» **Task inputs**:
* start *
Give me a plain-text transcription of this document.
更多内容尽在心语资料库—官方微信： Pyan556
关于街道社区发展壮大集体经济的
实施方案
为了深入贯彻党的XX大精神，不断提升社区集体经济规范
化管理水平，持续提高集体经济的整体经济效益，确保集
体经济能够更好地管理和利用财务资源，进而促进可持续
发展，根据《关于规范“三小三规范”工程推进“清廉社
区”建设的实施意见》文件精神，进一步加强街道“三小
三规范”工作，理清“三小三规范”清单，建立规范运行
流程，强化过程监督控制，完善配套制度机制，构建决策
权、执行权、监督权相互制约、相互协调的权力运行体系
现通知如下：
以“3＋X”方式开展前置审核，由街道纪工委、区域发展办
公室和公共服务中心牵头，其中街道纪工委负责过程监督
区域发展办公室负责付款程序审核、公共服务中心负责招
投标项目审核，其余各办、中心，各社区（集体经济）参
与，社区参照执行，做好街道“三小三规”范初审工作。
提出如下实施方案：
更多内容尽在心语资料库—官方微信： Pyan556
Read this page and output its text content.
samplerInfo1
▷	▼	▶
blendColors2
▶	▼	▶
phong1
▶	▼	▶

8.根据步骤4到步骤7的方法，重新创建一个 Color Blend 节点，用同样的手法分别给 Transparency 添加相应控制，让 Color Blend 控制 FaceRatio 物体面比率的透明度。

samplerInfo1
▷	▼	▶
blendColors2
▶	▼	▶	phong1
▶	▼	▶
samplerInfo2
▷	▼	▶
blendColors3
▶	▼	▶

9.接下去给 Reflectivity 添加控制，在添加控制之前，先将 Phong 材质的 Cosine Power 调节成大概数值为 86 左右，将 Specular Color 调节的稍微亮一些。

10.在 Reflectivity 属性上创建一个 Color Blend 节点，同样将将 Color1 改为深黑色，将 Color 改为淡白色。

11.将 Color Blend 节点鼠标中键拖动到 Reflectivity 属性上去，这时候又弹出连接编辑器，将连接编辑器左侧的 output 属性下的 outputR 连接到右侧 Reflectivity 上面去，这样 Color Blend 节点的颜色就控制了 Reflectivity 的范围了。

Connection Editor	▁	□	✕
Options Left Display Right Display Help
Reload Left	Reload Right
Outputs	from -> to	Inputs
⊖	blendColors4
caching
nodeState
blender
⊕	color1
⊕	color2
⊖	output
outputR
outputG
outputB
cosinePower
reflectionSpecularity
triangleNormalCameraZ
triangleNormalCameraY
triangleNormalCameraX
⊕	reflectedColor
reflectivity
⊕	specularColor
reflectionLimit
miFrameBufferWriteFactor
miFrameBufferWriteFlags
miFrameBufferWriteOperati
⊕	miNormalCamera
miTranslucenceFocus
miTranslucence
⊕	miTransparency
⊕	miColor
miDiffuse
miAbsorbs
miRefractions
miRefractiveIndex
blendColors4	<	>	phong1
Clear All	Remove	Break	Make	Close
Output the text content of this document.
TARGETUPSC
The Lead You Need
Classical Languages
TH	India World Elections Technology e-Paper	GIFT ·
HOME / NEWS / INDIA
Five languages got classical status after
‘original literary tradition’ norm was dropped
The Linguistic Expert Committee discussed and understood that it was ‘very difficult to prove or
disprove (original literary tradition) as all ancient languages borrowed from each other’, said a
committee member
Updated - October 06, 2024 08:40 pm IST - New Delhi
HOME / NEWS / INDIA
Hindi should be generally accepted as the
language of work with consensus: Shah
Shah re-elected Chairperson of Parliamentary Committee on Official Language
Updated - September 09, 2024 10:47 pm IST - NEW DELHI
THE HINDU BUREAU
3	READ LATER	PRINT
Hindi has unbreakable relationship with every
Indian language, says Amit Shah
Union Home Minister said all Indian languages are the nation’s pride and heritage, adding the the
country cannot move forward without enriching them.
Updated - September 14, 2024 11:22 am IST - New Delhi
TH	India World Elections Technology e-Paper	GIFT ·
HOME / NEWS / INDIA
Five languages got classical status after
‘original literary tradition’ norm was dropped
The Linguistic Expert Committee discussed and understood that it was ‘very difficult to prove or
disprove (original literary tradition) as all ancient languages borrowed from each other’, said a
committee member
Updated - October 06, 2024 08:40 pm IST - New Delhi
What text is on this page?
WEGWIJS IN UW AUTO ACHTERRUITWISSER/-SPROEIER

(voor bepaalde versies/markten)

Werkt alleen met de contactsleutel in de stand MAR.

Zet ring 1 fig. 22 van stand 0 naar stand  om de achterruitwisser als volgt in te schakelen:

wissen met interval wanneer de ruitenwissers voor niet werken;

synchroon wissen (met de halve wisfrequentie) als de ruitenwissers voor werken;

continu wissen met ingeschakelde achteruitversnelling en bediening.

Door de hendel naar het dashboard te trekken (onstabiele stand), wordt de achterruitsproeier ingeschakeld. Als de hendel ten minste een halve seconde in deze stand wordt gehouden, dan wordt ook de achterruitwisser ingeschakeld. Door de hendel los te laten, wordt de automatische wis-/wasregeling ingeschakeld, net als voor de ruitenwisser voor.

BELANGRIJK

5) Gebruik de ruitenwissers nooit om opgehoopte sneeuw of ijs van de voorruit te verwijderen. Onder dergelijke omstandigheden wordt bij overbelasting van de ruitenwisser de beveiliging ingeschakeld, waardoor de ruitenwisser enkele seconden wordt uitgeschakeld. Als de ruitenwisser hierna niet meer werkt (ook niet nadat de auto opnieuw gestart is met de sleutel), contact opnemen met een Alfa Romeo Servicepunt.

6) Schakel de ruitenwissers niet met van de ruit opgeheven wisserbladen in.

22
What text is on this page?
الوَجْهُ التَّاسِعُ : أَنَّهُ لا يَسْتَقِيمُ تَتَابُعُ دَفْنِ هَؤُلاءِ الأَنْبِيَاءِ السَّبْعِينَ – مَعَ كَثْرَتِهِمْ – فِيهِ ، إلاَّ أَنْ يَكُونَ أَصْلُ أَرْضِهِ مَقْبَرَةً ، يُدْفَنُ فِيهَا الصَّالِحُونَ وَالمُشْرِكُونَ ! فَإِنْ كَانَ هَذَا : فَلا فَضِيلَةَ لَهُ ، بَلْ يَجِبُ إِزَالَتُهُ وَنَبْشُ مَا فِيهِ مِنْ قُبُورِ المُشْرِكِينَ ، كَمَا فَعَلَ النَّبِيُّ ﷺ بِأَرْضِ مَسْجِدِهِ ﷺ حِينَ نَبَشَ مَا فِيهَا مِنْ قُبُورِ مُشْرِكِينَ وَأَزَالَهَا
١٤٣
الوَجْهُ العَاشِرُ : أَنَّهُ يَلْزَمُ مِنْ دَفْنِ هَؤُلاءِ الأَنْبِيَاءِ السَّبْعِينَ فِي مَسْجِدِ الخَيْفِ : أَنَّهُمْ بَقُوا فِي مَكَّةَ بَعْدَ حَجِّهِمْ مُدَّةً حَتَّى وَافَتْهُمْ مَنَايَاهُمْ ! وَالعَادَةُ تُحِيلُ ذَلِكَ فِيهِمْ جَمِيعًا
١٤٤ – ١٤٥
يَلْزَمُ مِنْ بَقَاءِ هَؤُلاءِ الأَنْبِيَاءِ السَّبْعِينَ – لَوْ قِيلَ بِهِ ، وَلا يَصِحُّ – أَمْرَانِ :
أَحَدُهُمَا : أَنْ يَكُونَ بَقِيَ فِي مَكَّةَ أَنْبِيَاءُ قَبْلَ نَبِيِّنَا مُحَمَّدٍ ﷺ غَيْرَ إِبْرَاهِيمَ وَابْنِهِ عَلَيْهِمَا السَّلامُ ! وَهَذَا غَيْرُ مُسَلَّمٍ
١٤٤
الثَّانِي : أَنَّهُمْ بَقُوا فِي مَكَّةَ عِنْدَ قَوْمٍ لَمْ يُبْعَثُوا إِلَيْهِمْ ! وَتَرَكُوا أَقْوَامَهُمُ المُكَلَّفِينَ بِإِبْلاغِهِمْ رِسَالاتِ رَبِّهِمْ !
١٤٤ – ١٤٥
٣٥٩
* end *
For each line of the listing that holds the word "this", show that line.

» **Response**:
Give me a plain-text transcription of this document.
Read this page and output its text content.
Output the text content of this document.
What text is on this page?
What text is on this page?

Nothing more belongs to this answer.